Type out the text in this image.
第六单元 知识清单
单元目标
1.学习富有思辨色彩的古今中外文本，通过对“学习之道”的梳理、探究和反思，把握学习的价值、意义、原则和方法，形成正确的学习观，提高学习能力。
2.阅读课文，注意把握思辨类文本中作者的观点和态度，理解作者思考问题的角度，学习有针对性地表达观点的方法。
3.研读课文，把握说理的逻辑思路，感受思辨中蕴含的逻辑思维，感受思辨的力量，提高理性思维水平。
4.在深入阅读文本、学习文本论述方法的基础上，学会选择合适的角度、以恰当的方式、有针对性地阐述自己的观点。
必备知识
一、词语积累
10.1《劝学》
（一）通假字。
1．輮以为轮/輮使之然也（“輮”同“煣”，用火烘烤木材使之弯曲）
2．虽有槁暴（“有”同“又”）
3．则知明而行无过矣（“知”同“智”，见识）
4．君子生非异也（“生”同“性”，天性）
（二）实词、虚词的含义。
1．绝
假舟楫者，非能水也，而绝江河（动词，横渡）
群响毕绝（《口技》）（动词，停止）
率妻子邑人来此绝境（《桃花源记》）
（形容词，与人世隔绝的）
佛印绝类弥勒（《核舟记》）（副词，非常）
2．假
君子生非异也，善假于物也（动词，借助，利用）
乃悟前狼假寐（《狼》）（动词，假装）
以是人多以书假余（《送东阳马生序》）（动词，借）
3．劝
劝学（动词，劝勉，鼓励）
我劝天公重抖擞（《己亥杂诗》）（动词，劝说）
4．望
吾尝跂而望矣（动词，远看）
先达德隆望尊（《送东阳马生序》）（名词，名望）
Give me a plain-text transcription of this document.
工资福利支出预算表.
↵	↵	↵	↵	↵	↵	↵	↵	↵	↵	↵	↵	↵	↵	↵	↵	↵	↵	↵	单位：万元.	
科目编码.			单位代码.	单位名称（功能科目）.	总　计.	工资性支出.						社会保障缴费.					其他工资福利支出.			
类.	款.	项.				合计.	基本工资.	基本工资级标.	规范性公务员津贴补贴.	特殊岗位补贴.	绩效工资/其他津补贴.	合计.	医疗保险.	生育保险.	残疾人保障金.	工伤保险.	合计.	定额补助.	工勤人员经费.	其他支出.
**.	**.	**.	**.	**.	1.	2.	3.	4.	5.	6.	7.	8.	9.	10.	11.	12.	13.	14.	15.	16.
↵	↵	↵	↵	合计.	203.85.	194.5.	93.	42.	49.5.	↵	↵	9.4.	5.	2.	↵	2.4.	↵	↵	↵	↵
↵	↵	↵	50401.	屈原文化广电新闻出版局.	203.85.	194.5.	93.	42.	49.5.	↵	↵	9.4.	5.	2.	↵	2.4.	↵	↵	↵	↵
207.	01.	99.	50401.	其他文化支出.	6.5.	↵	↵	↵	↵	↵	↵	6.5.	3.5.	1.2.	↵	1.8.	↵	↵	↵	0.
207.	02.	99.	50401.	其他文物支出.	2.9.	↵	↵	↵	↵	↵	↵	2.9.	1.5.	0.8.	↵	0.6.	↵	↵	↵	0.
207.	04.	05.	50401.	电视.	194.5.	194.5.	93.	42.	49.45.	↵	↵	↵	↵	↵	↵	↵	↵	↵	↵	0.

────

◆ Problem description ◆
Return the entries above exactly as they appear.

◆ Problem solution ◆
Type out the text in this image.
第六单元 知识清单
单元目标
1.学习富有思辨色彩的古今中外文本，通过对“学习之道”的梳理、探究和反思，把握学习的价值、意义、原则和方法，形成正确的学习观，提高学习能力。
2.阅读课文，注意把握思辨类文本中作者的观点和态度，理解作者思考问题的角度，学习有针对性地表达观点的方法。
3.研读课文，把握说理的逻辑思路，感受思辨中蕴含的逻辑思维，感受思辨的力量，提高理性思维水平。
4.在深入阅读文本、学习文本论述方法的基础上，学会选择合适的角度、以恰当的方式、有针对性地阐述自己的观点。
必备知识
一、词语积累
10.1《劝学》
（一）通假字。
1．輮以为轮/輮使之然也（“輮”同“煣”，用火烘烤木材使之弯曲）
2．虽有槁暴（“有”同“又”）
3．则知明而行无过矣（“知”同“智”，见识）
4．君子生非异也（“生”同“性”，天性）
（二）实词、虚词的含义。
1．绝
假舟楫者，非能水也，而绝江河（动词，横渡）
群响毕绝（《口技》）（动词，停止）
率妻子邑人来此绝境（《桃花源记》）
（形容词，与人世隔绝的）
佛印绝类弥勒（《核舟记》）（副词，非常）
2．假
君子生非异也，善假于物也（动词，借助，利用）
乃悟前狼假寐（《狼》）（动词，假装）
以是人多以书假余（《送东阳马生序》）（动词，借）
3．劝
劝学（动词，劝勉，鼓励）
我劝天公重抖擞（《己亥杂诗》）（动词，劝说）
4．望
吾尝跂而望矣（动词，远看）
先达德隆望尊（《送东阳马生序》）（名词，名望）
Give me a plain-text transcription of this document.
工资福利支出预算表.
↵	↵	↵	↵	↵	↵	↵	↵	↵	↵	↵	↵	↵	↵	↵	↵	↵	↵	↵	单位：万元.	
科目编码.			单位代码.	单位名称（功能科目）.	总　计.	工资性支出.						社会保障缴费.					其他工资福利支出.			
类.	款.	项.				合计.	基本工资.	基本工资级标.	规范性公务员津贴补贴.	特殊岗位补贴.	绩效工资/其他津补贴.	合计.	医疗保险.	生育保险.	残疾人保障金.	工伤保险.	合计.	定额补助.	工勤人员经费.	其他支出.
**.	**.	**.	**.	**.	1.	2.	3.	4.	5.	6.	7.	8.	9.	10.	11.	12.	13.	14.	15.	16.
↵	↵	↵	↵	合计.	203.85.	194.5.	93.	42.	49.5.	↵	↵	9.4.	5.	2.	↵	2.4.	↵	↵	↵	↵
↵	↵	↵	50401.	屈原文化广电新闻出版局.	203.85.	194.5.	93.	42.	49.5.	↵	↵	9.4.	5.	2.	↵	2.4.	↵	↵	↵	↵
207.	01.	99.	50401.	其他文化支出.	6.5.	↵	↵	↵	↵	↵	↵	6.5.	3.5.	1.2.	↵	1.8.	↵	↵	↵	0.
207.	02.	99.	50401.	其他文物支出.	2.9.	↵	↵	↵	↵	↵	↵	2.9.	1.5.	0.8.	↵	0.6.	↵	↵	↵	0.
207.	04.	05.	50401.	电视.	194.5.	194.5.	93.	42.	49.45.	↵	↵	↵	↵	↵	↵	↵	↵	↵	↵	0.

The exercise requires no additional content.